(Chart and figure data)
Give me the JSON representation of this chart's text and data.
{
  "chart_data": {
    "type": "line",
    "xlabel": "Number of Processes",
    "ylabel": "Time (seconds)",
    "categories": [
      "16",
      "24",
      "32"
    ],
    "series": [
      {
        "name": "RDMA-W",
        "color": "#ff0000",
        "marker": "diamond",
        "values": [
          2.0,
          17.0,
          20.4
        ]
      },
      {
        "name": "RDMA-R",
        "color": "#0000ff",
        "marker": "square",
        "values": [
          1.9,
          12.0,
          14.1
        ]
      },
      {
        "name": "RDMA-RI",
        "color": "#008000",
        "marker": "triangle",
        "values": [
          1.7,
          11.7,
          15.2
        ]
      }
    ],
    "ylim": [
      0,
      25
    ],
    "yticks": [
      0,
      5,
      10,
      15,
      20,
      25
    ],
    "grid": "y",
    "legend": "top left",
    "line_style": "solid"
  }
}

■ Objective
Print all the data exactly.

■ Solution to the exercise
Give me the JSON representation of this chart's text and data.
{
  "chart_data": {
    "type": "line",
    "xlabel": "Number of Processes",
    "ylabel": "Time (seconds)",
    "categories": [
      "16",
      "24",
      "32"
    ],
    "series": [
      {
        "name": "RDMA-W",
        "color": "#ff0000",
        "marker": "diamond",
        "values": [
          2.0,
          17.0,
          20.4
        ]
      },
      {
        "name": "RDMA-R",
        "color": "#0000ff",
        "marker": "square",
        "values": [
          1.9,
          12.0,
          14.1
        ]
      },
      {
        "name": "RDMA-RI",
        "color": "#008000",
        "marker": "triangle",
        "values": [
          1.7,
          11.7,
          15.2
        ]
      }
    ],
    "ylim": [
      0,
      25
    ],
    "yticks": [
      0,
      5,
      10,
      15,
      20,
      25
    ],
    "grid": "y",
    "legend": "top left",
    "line_style": "solid"
  }
}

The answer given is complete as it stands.